**Information shown:**
========================
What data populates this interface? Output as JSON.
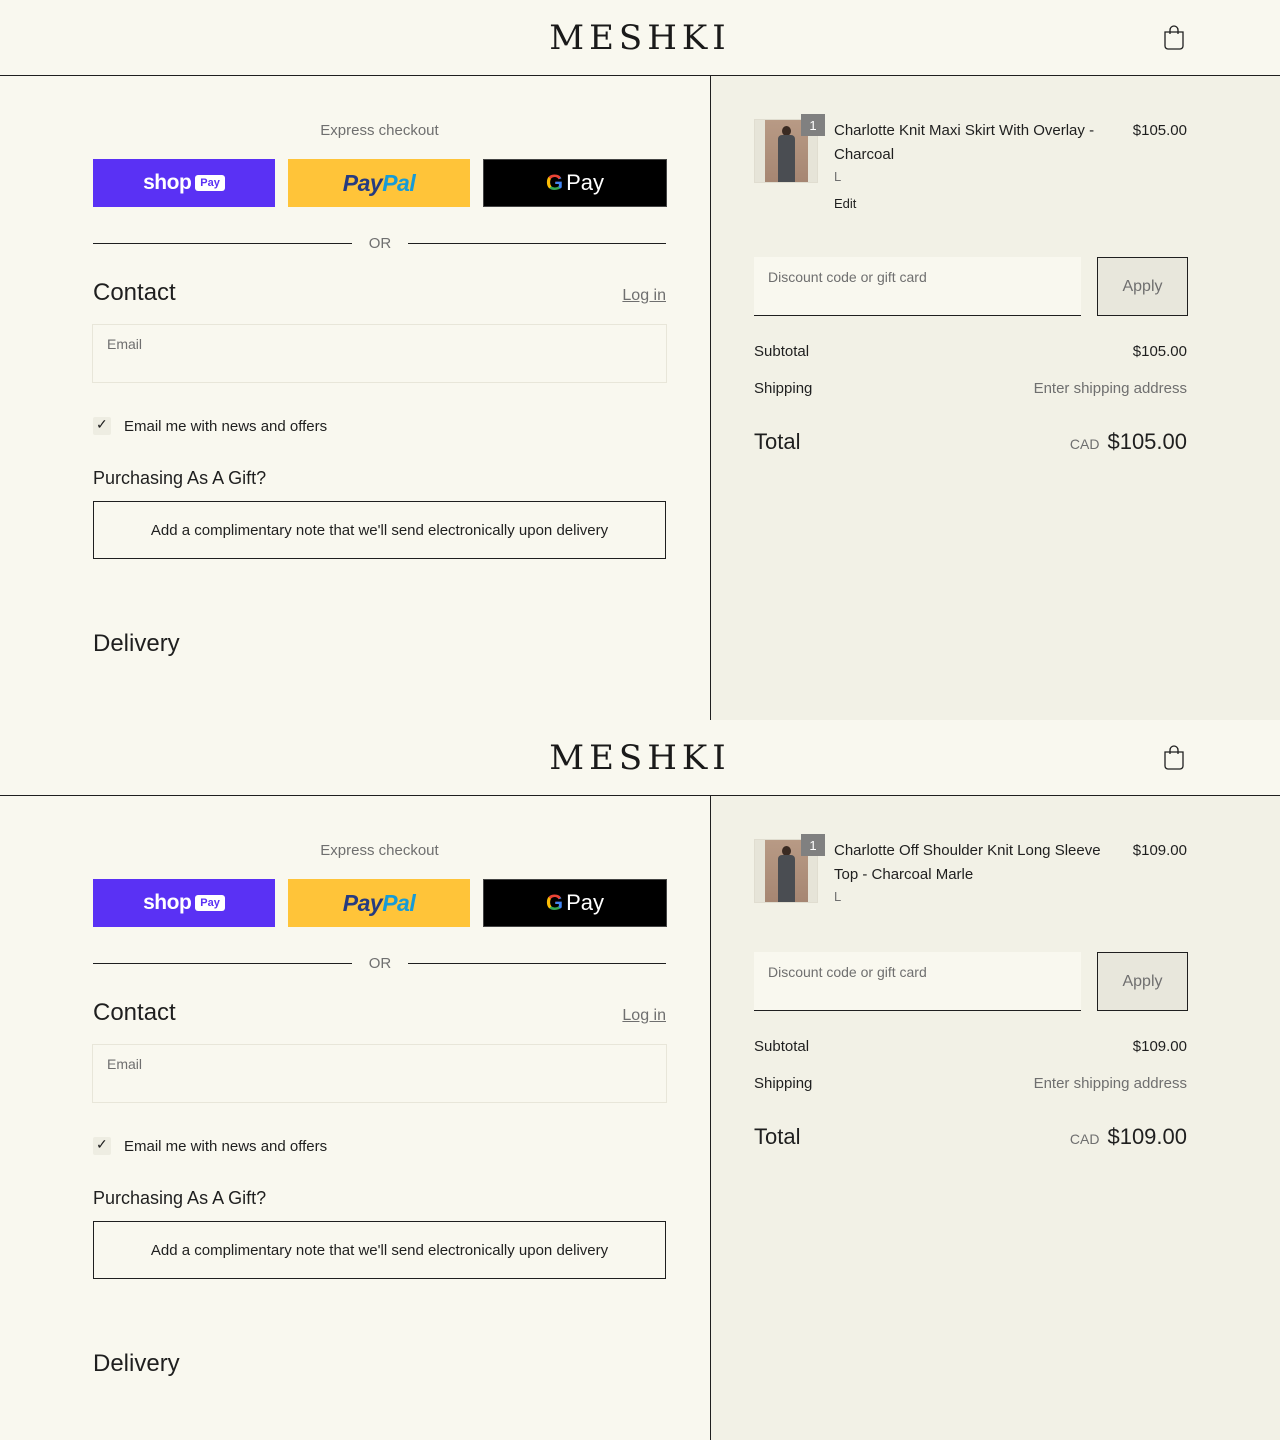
{
  "screens": [
    {
      "brand": "MESHKI",
      "express_label": "Express checkout",
      "or_label": "OR",
      "shop_word": "shop",
      "shop_pay": "Pay",
      "paypal_pay": "Pay",
      "paypal_pal": "Pal",
      "gpay_g": "G",
      "gpay_word": "Pay",
      "contact_title": "Contact",
      "login_label": "Log in",
      "email_placeholder": "Email",
      "news_checked": true,
      "news_label": "Email me with news and offers",
      "gift_title": "Purchasing As A Gift?",
      "gift_button": "Add a complimentary note that we'll send electronically upon delivery",
      "delivery_title": "Delivery",
      "item": {
        "name": "Charlotte Knit Maxi Skirt With Overlay - Charcoal",
        "size": "L",
        "edit": "Edit",
        "price": "$105.00",
        "quantity": "1"
      },
      "discount_placeholder": "Discount code or gift card",
      "apply_label": "Apply",
      "subtotal_label": "Subtotal",
      "subtotal_value": "$105.00",
      "shipping_label": "Shipping",
      "shipping_value": "Enter shipping address",
      "total_label": "Total",
      "total_currency": "CAD",
      "total_value": "$105.00"
    },
    {
      "brand": "MESHKI",
      "express_label": "Express checkout",
      "or_label": "OR",
      "shop_word": "shop",
      "shop_pay": "Pay",
      "paypal_pay": "Pay",
      "paypal_pal": "Pal",
      "gpay_g": "G",
      "gpay_word": "Pay",
      "contact_title": "Contact",
      "login_label": "Log in",
      "email_placeholder": "Email",
      "news_checked": true,
      "news_label": "Email me with news and offers",
      "gift_title": "Purchasing As A Gift?",
      "gift_button": "Add a complimentary note that we'll send electronically upon delivery",
      "delivery_title": "Delivery",
      "item": {
        "name": "Charlotte Off Shoulder Knit Long Sleeve Top - Charcoal Marle",
        "size": "L",
        "edit": "",
        "price": "$109.00",
        "quantity": "1"
      },
      "discount_placeholder": "Discount code or gift card",
      "apply_label": "Apply",
      "subtotal_label": "Subtotal",
      "subtotal_value": "$109.00",
      "shipping_label": "Shipping",
      "shipping_value": "Enter shipping address",
      "total_label": "Total",
      "total_currency": "CAD",
      "total_value": "$109.00"
    }
  ],
  "colors": {
    "background": "#f9f8ef",
    "summary_background": "#f2f1e6",
    "shop_pay": "#5a31f4",
    "paypal": "#ffc439",
    "gpay": "#000000"
  },
  "icons": {
    "cart": "shopping-bag-icon",
    "check": "checkmark-icon"
  }
}
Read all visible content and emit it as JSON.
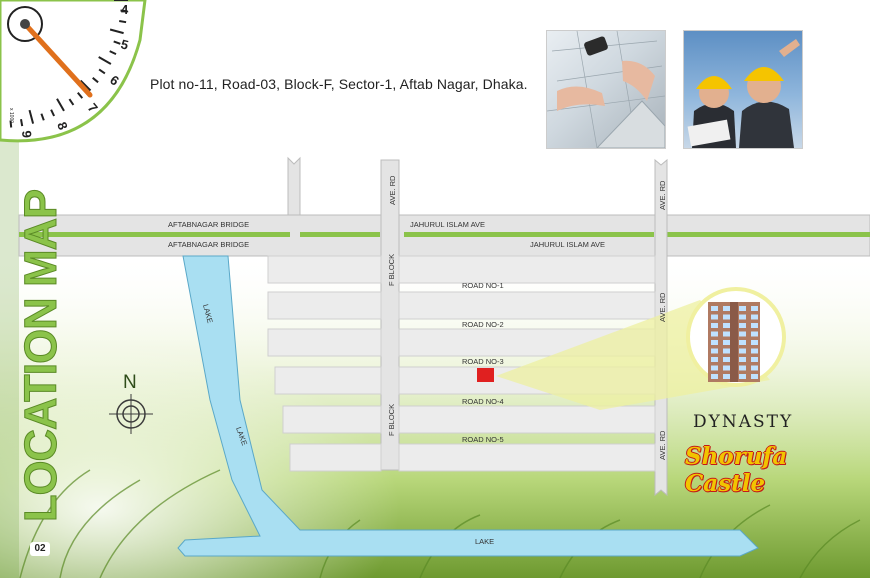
========================
Copy every line of the records above that contains "name".

**Exercise answer:**
        "name": "Charlotte Knit Maxi Skirt With Overlay - Charcoal",
        "name": "Charlotte Off Shoulder Knit Long Sleeve Top - Charcoal Marle",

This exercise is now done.